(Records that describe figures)

>> Start

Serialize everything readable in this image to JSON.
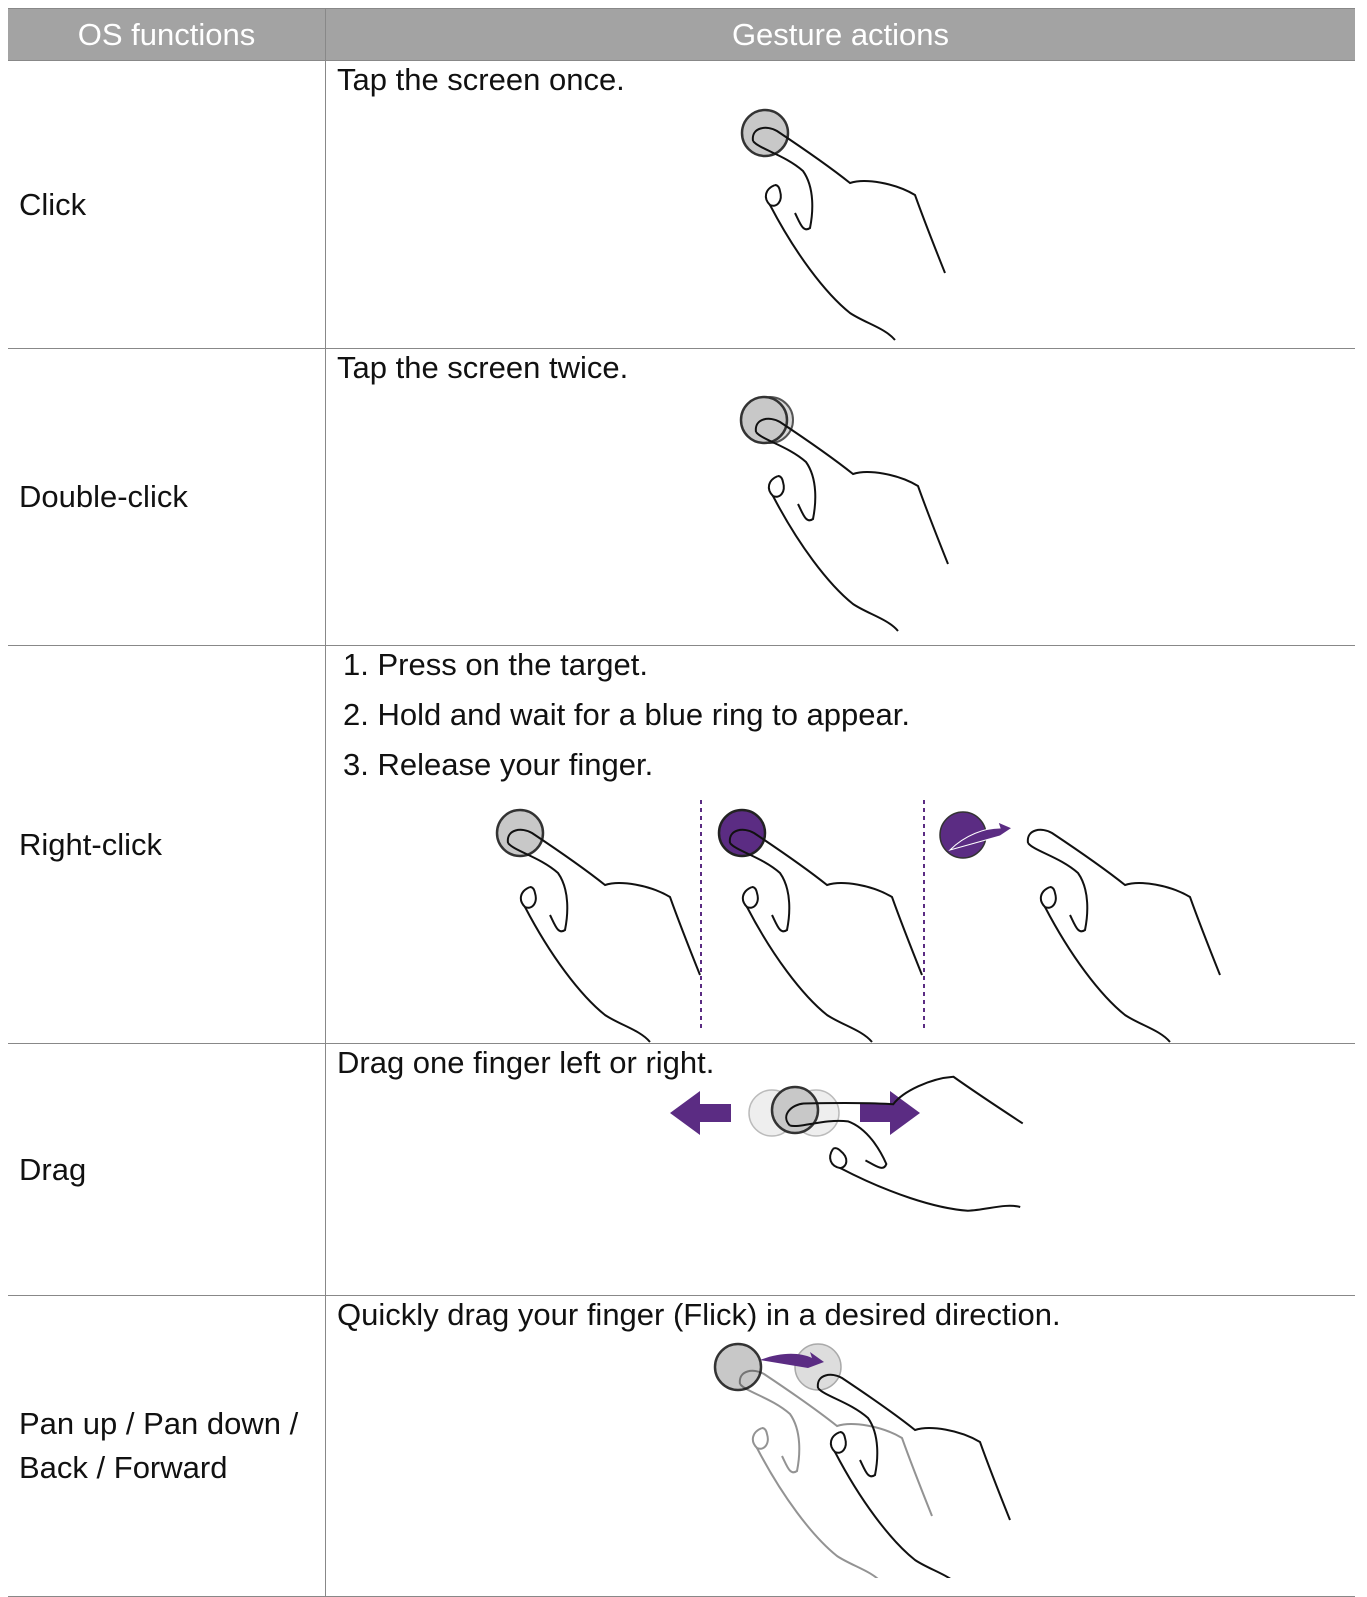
{
  "table": {
    "header": [
      "OS functions",
      "Gesture actions"
    ],
    "rows": [
      {
        "function": [
          "Click"
        ],
        "actions": [
          "Tap the screen once."
        ]
      },
      {
        "function": [
          "Double-click"
        ],
        "actions": [
          "Tap the screen twice."
        ]
      },
      {
        "function": [
          "Right-click"
        ],
        "actions": [
          "1. Press on the target.",
          "2. Hold and wait for a blue ring to appear.",
          "3. Release your finger."
        ]
      },
      {
        "function": [
          "Drag"
        ],
        "actions": [
          "Drag one finger left or right."
        ]
      },
      {
        "function": [
          "Pan up / Pan down /",
          "Back / Forward"
        ],
        "actions": [
          "Quickly drag your finger (Flick) in a desired direction."
        ]
      }
    ]
  }
}
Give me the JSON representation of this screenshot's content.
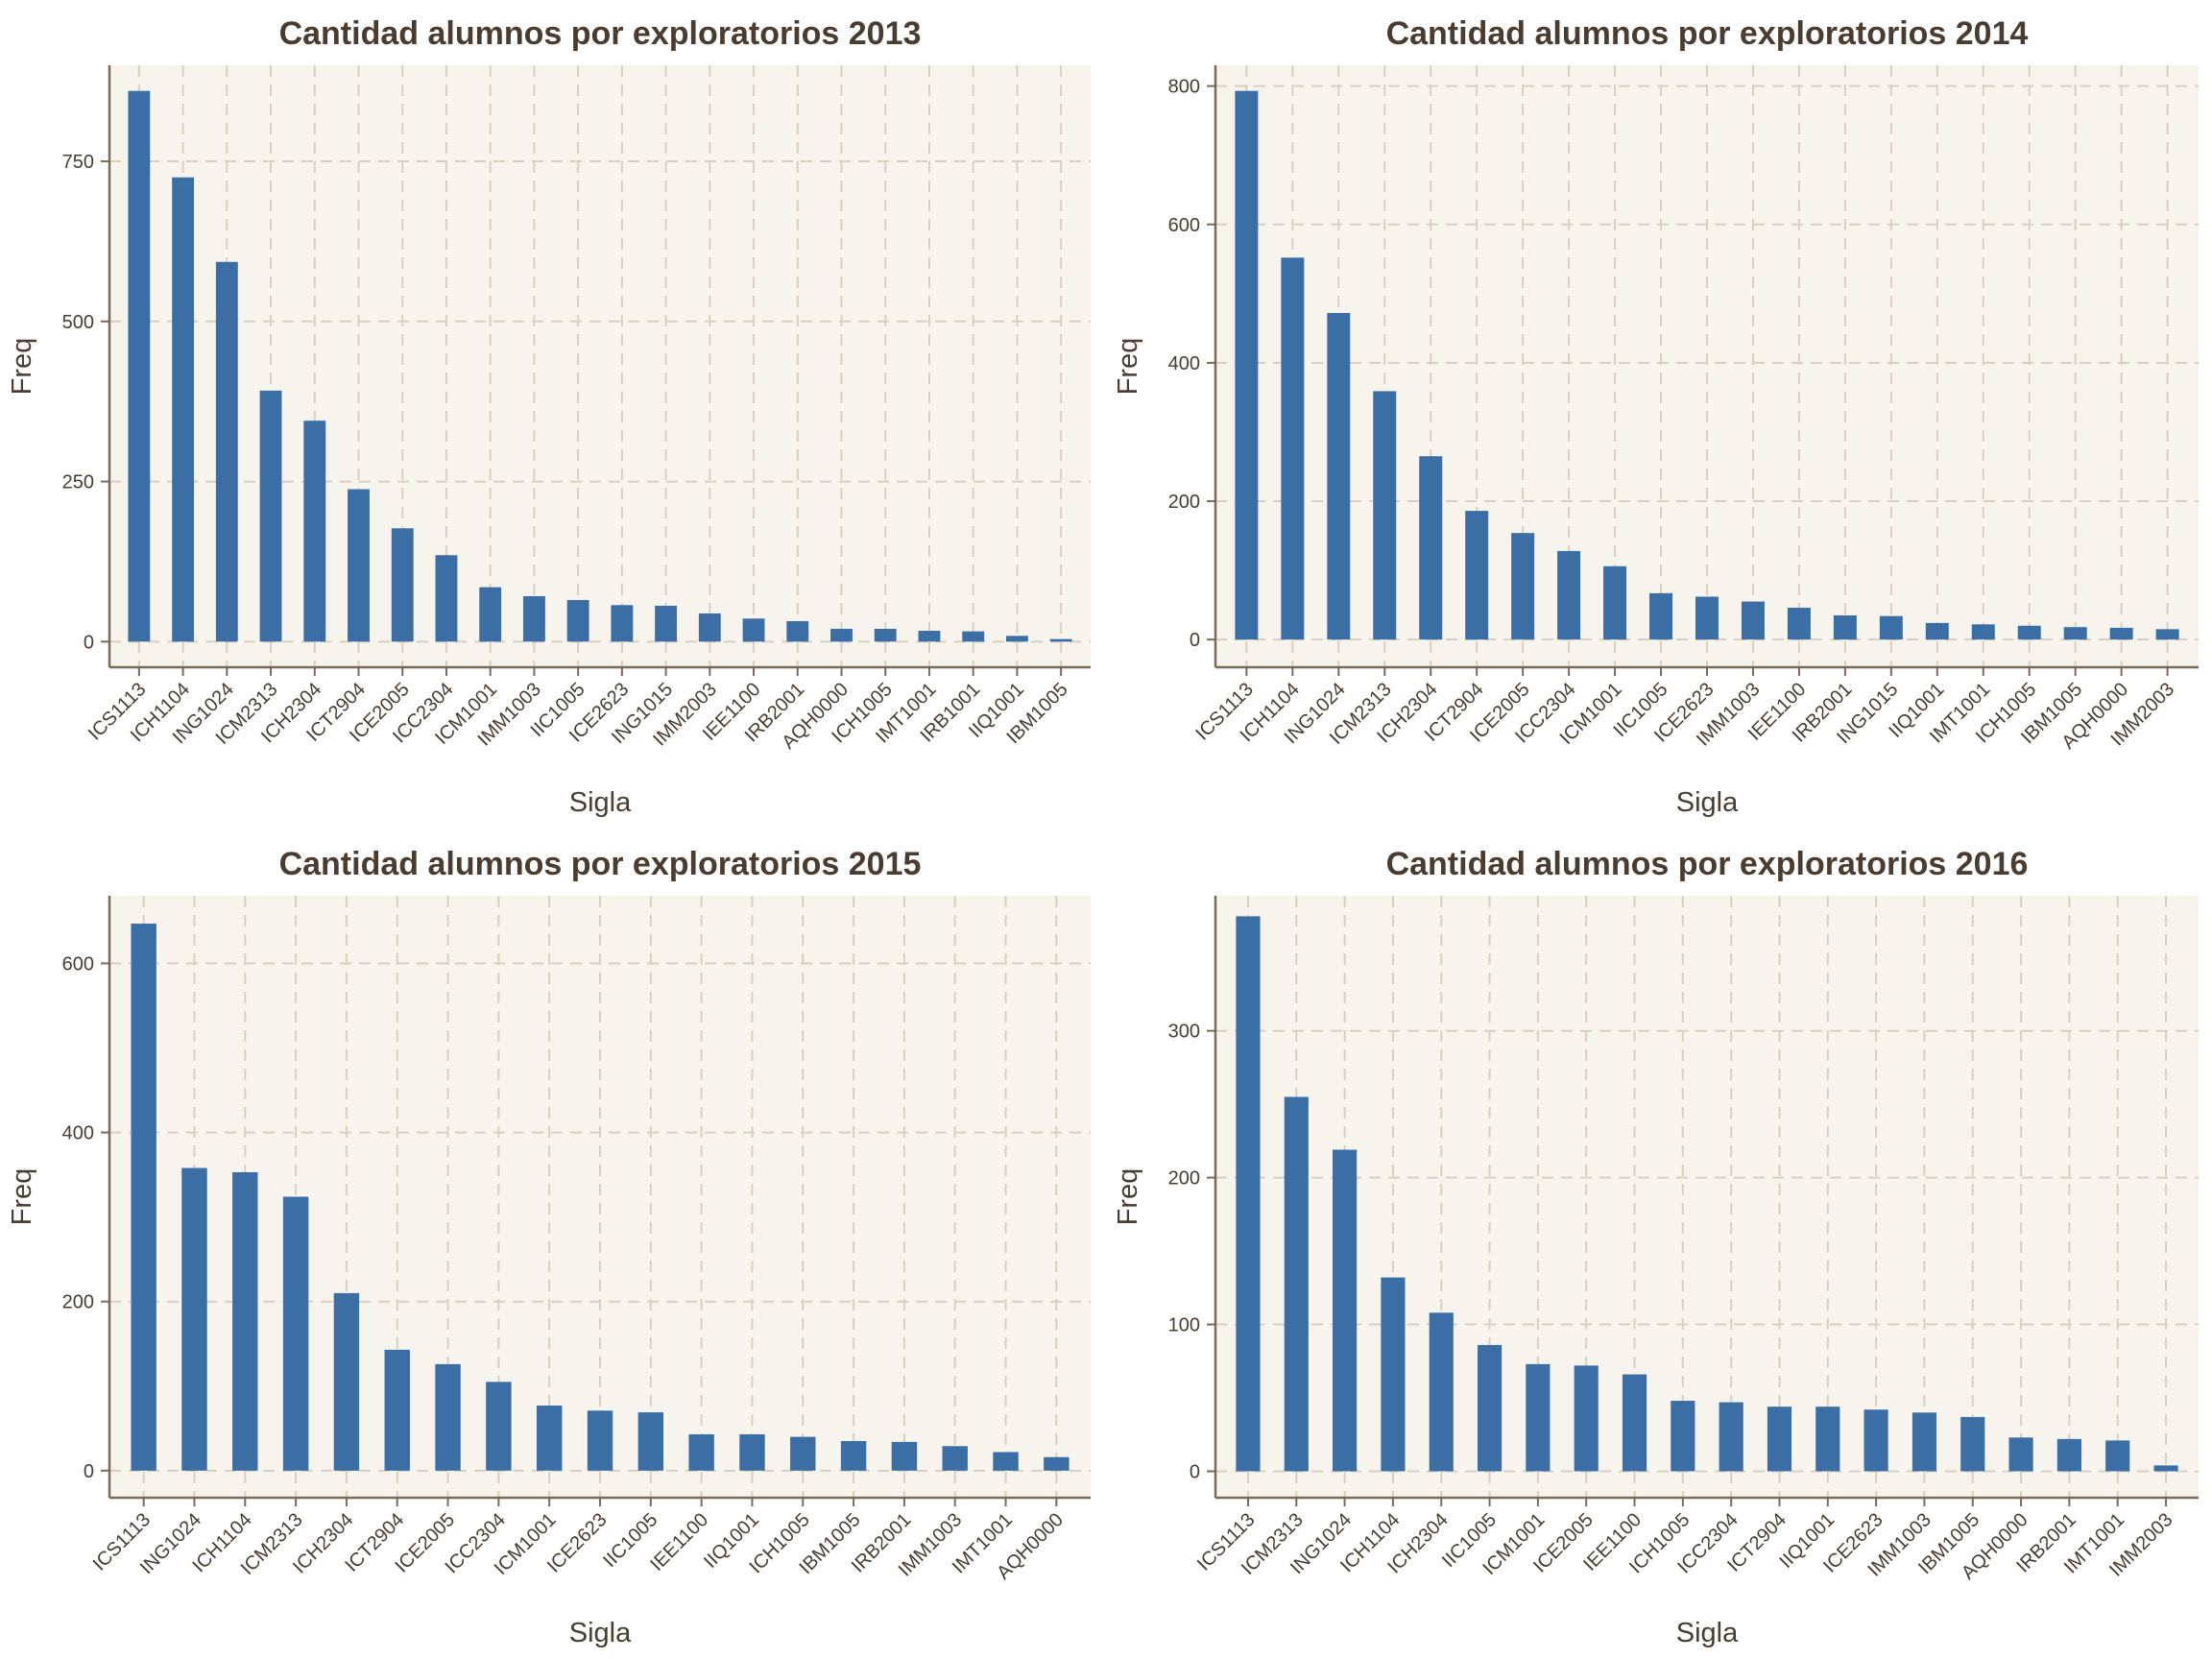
{
  "figure": {
    "background": "#ffffff",
    "panel_background": "#f7f4ee",
    "bar_color": "#3a6ea5"
  },
  "chart_data": [
    {
      "type": "bar",
      "title": "Cantidad alumnos por exploratorios 2013",
      "xlabel": "Sigla",
      "ylabel": "Freq",
      "ylim": [
        -40,
        900
      ],
      "yticks": [
        0,
        250,
        500,
        750
      ],
      "grid": true,
      "categories": [
        "ICS1113",
        "ICH1104",
        "ING1024",
        "ICM2313",
        "ICH2304",
        "ICT2904",
        "ICE2005",
        "ICC2304",
        "ICM1001",
        "IMM1003",
        "IIC1005",
        "ICE2623",
        "ING1015",
        "IMM2003",
        "IEE1100",
        "IRB2001",
        "AQH0000",
        "ICH1005",
        "IMT1001",
        "IRB1001",
        "IIQ1001",
        "IBM1005"
      ],
      "values": [
        860,
        725,
        593,
        392,
        345,
        238,
        177,
        135,
        85,
        71,
        65,
        57,
        56,
        44,
        36,
        32,
        20,
        20,
        17,
        16,
        9,
        4
      ]
    },
    {
      "type": "bar",
      "title": "Cantidad alumnos por exploratorios 2014",
      "xlabel": "Sigla",
      "ylabel": "Freq",
      "ylim": [
        -40,
        830
      ],
      "yticks": [
        0,
        200,
        400,
        600,
        800
      ],
      "grid": true,
      "categories": [
        "ICS1113",
        "ICH1104",
        "ING1024",
        "ICM2313",
        "ICH2304",
        "ICT2904",
        "ICE2005",
        "ICC2304",
        "ICM1001",
        "IIC1005",
        "ICE2623",
        "IMM1003",
        "IEE1100",
        "IRB2001",
        "ING1015",
        "IIQ1001",
        "IMT1001",
        "ICH1005",
        "IBM1005",
        "AQH0000",
        "IMM2003"
      ],
      "values": [
        793,
        552,
        472,
        359,
        265,
        186,
        154,
        128,
        106,
        67,
        62,
        55,
        46,
        35,
        34,
        24,
        22,
        20,
        18,
        17,
        15
      ]
    },
    {
      "type": "bar",
      "title": "Cantidad alumnos por exploratorios 2015",
      "xlabel": "Sigla",
      "ylabel": "Freq",
      "ylim": [
        -32,
        680
      ],
      "yticks": [
        0,
        200,
        400,
        600
      ],
      "grid": true,
      "categories": [
        "ICS1113",
        "ING1024",
        "ICH1104",
        "ICM2313",
        "ICH2304",
        "ICT2904",
        "ICE2005",
        "ICC2304",
        "ICM1001",
        "ICE2623",
        "IIC1005",
        "IEE1100",
        "IIQ1001",
        "ICH1005",
        "IBM1005",
        "IRB2001",
        "IMM1003",
        "IMT1001",
        "AQH0000"
      ],
      "values": [
        647,
        358,
        353,
        324,
        210,
        143,
        126,
        105,
        77,
        71,
        69,
        43,
        43,
        40,
        35,
        34,
        29,
        22,
        16
      ]
    },
    {
      "type": "bar",
      "title": "Cantidad alumnos por exploratorios 2016",
      "xlabel": "Sigla",
      "ylabel": "Freq",
      "ylim": [
        -18,
        392
      ],
      "yticks": [
        0,
        100,
        200,
        300
      ],
      "grid": true,
      "categories": [
        "ICS1113",
        "ICM2313",
        "ING1024",
        "ICH1104",
        "ICH2304",
        "IIC1005",
        "ICM1001",
        "ICE2005",
        "IEE1100",
        "ICH1005",
        "ICC2304",
        "ICT2904",
        "IIQ1001",
        "ICE2623",
        "IMM1003",
        "IBM1005",
        "AQH0000",
        "IRB2001",
        "IMT1001",
        "IMM2003"
      ],
      "values": [
        378,
        255,
        219,
        132,
        108,
        86,
        73,
        72,
        66,
        48,
        47,
        44,
        44,
        42,
        40,
        37,
        23,
        22,
        21,
        4
      ]
    }
  ]
}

>> End

* Problem statement *
Copy all the data exactly as written, but skip any picture.

* Completed exercise *
Serialize everything readable in this image to JSON.
{
  "table": {
    "header": [
      "OS functions",
      "Gesture actions"
    ],
    "rows": [
      {
        "function": [
          "Click"
        ],
        "actions": [
          "Tap the screen once."
        ]
      },
      {
        "function": [
          "Double-click"
        ],
        "actions": [
          "Tap the screen twice."
        ]
      },
      {
        "function": [
          "Right-click"
        ],
        "actions": [
          "1. Press on the target.",
          "2. Hold and wait for a blue ring to appear.",
          "3. Release your finger."
        ]
      },
      {
        "function": [
          "Drag"
        ],
        "actions": [
          "Drag one finger left or right."
        ]
      },
      {
        "function": [
          "Pan up / Pan down /",
          "Back / Forward"
        ],
        "actions": [
          "Quickly drag your finger (Flick) in a desired direction."
        ]
      }
    ]
  }
}
Give me the JSON representation of this screenshot's content.
{
  "figure": {
    "background": "#ffffff",
    "panel_background": "#f7f4ee",
    "bar_color": "#3a6ea5"
  },
  "chart_data": [
    {
      "type": "bar",
      "title": "Cantidad alumnos por exploratorios 2013",
      "xlabel": "Sigla",
      "ylabel": "Freq",
      "ylim": [
        -40,
        900
      ],
      "yticks": [
        0,
        250,
        500,
        750
      ],
      "grid": true,
      "categories": [
        "ICS1113",
        "ICH1104",
        "ING1024",
        "ICM2313",
        "ICH2304",
        "ICT2904",
        "ICE2005",
        "ICC2304",
        "ICM1001",
        "IMM1003",
        "IIC1005",
        "ICE2623",
        "ING1015",
        "IMM2003",
        "IEE1100",
        "IRB2001",
        "AQH0000",
        "ICH1005",
        "IMT1001",
        "IRB1001",
        "IIQ1001",
        "IBM1005"
      ],
      "values": [
        860,
        725,
        593,
        392,
        345,
        238,
        177,
        135,
        85,
        71,
        65,
        57,
        56,
        44,
        36,
        32,
        20,
        20,
        17,
        16,
        9,
        4
      ]
    },
    {
      "type": "bar",
      "title": "Cantidad alumnos por exploratorios 2014",
      "xlabel": "Sigla",
      "ylabel": "Freq",
      "ylim": [
        -40,
        830
      ],
      "yticks": [
        0,
        200,
        400,
        600,
        800
      ],
      "grid": true,
      "categories": [
        "ICS1113",
        "ICH1104",
        "ING1024",
        "ICM2313",
        "ICH2304",
        "ICT2904",
        "ICE2005",
        "ICC2304",
        "ICM1001",
        "IIC1005",
        "ICE2623",
        "IMM1003",
        "IEE1100",
        "IRB2001",
        "ING1015",
        "IIQ1001",
        "IMT1001",
        "ICH1005",
        "IBM1005",
        "AQH0000",
        "IMM2003"
      ],
      "values": [
        793,
        552,
        472,
        359,
        265,
        186,
        154,
        128,
        106,
        67,
        62,
        55,
        46,
        35,
        34,
        24,
        22,
        20,
        18,
        17,
        15
      ]
    },
    {
      "type": "bar",
      "title": "Cantidad alumnos por exploratorios 2015",
      "xlabel": "Sigla",
      "ylabel": "Freq",
      "ylim": [
        -32,
        680
      ],
      "yticks": [
        0,
        200,
        400,
        600
      ],
      "grid": true,
      "categories": [
        "ICS1113",
        "ING1024",
        "ICH1104",
        "ICM2313",
        "ICH2304",
        "ICT2904",
        "ICE2005",
        "ICC2304",
        "ICM1001",
        "ICE2623",
        "IIC1005",
        "IEE1100",
        "IIQ1001",
        "ICH1005",
        "IBM1005",
        "IRB2001",
        "IMM1003",
        "IMT1001",
        "AQH0000"
      ],
      "values": [
        647,
        358,
        353,
        324,
        210,
        143,
        126,
        105,
        77,
        71,
        69,
        43,
        43,
        40,
        35,
        34,
        29,
        22,
        16
      ]
    },
    {
      "type": "bar",
      "title": "Cantidad alumnos por exploratorios 2016",
      "xlabel": "Sigla",
      "ylabel": "Freq",
      "ylim": [
        -18,
        392
      ],
      "yticks": [
        0,
        100,
        200,
        300
      ],
      "grid": true,
      "categories": [
        "ICS1113",
        "ICM2313",
        "ING1024",
        "ICH1104",
        "ICH2304",
        "IIC1005",
        "ICM1001",
        "ICE2005",
        "IEE1100",
        "ICH1005",
        "ICC2304",
        "ICT2904",
        "IIQ1001",
        "ICE2623",
        "IMM1003",
        "IBM1005",
        "AQH0000",
        "IRB2001",
        "IMT1001",
        "IMM2003"
      ],
      "values": [
        378,
        255,
        219,
        132,
        108,
        86,
        73,
        72,
        66,
        48,
        47,
        44,
        44,
        42,
        40,
        37,
        23,
        22,
        21,
        4
      ]
    }
  ]
}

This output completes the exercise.